'''

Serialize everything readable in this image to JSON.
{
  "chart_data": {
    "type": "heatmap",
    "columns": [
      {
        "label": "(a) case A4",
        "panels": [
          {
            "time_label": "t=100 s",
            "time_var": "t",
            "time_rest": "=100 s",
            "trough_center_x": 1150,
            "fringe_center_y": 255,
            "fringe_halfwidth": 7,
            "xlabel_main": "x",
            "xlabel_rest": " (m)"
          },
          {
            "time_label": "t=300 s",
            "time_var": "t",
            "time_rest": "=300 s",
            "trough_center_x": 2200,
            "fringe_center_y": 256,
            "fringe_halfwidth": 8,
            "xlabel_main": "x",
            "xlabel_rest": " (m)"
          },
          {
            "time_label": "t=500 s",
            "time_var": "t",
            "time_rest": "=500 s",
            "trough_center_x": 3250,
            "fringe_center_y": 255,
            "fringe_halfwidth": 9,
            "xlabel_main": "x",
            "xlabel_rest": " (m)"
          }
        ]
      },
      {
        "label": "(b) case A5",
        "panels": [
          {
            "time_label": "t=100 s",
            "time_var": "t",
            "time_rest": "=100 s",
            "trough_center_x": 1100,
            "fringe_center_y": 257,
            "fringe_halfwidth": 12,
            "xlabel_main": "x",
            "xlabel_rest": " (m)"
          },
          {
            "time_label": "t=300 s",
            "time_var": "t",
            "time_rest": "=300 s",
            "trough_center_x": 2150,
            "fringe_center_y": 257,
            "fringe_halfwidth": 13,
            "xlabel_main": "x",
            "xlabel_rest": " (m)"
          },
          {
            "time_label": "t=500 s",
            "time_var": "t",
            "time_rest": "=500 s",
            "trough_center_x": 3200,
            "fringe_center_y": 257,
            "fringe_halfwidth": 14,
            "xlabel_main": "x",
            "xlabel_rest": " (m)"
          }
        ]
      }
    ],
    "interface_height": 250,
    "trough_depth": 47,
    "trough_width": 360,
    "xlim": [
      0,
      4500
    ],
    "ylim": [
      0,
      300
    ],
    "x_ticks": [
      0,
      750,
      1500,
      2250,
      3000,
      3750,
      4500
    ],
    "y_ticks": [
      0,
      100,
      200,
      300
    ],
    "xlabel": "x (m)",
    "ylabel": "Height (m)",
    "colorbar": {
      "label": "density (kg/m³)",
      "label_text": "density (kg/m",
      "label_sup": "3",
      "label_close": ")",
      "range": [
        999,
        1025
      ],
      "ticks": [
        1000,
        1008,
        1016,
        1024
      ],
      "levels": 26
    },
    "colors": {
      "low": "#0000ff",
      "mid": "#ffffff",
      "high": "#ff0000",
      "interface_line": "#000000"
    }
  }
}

'''

▶ **Task objective**
Extract the data exactly as given.

▶ **Solution for this task**
Serialize everything readable in this image to JSON.
{
  "chart_data": {
    "type": "heatmap",
    "columns": [
      {
        "label": "(a) case A4",
        "panels": [
          {
            "time_label": "t=100 s",
            "time_var": "t",
            "time_rest": "=100 s",
            "trough_center_x": 1150,
            "fringe_center_y": 255,
            "fringe_halfwidth": 7,
            "xlabel_main": "x",
            "xlabel_rest": " (m)"
          },
          {
            "time_label": "t=300 s",
            "time_var": "t",
            "time_rest": "=300 s",
            "trough_center_x": 2200,
            "fringe_center_y": 256,
            "fringe_halfwidth": 8,
            "xlabel_main": "x",
            "xlabel_rest": " (m)"
          },
          {
            "time_label": "t=500 s",
            "time_var": "t",
            "time_rest": "=500 s",
            "trough_center_x": 3250,
            "fringe_center_y": 255,
            "fringe_halfwidth": 9,
            "xlabel_main": "x",
            "xlabel_rest": " (m)"
          }
        ]
      },
      {
        "label": "(b) case A5",
        "panels": [
          {
            "time_label": "t=100 s",
            "time_var": "t",
            "time_rest": "=100 s",
            "trough_center_x": 1100,
            "fringe_center_y": 257,
            "fringe_halfwidth": 12,
            "xlabel_main": "x",
            "xlabel_rest": " (m)"
          },
          {
            "time_label": "t=300 s",
            "time_var": "t",
            "time_rest": "=300 s",
            "trough_center_x": 2150,
            "fringe_center_y": 257,
            "fringe_halfwidth": 13,
            "xlabel_main": "x",
            "xlabel_rest": " (m)"
          },
          {
            "time_label": "t=500 s",
            "time_var": "t",
            "time_rest": "=500 s",
            "trough_center_x": 3200,
            "fringe_center_y": 257,
            "fringe_halfwidth": 14,
            "xlabel_main": "x",
            "xlabel_rest": " (m)"
          }
        ]
      }
    ],
    "interface_height": 250,
    "trough_depth": 47,
    "trough_width": 360,
    "xlim": [
      0,
      4500
    ],
    "ylim": [
      0,
      300
    ],
    "x_ticks": [
      0,
      750,
      1500,
      2250,
      3000,
      3750,
      4500
    ],
    "y_ticks": [
      0,
      100,
      200,
      300
    ],
    "xlabel": "x (m)",
    "ylabel": "Height (m)",
    "colorbar": {
      "label": "density (kg/m³)",
      "label_text": "density (kg/m",
      "label_sup": "3",
      "label_close": ")",
      "range": [
        999,
        1025
      ],
      "ticks": [
        1000,
        1008,
        1016,
        1024
      ],
      "levels": 26
    },
    "colors": {
      "low": "#0000ff",
      "mid": "#ffffff",
      "high": "#ff0000",
      "interface_line": "#000000"
    }
  }
}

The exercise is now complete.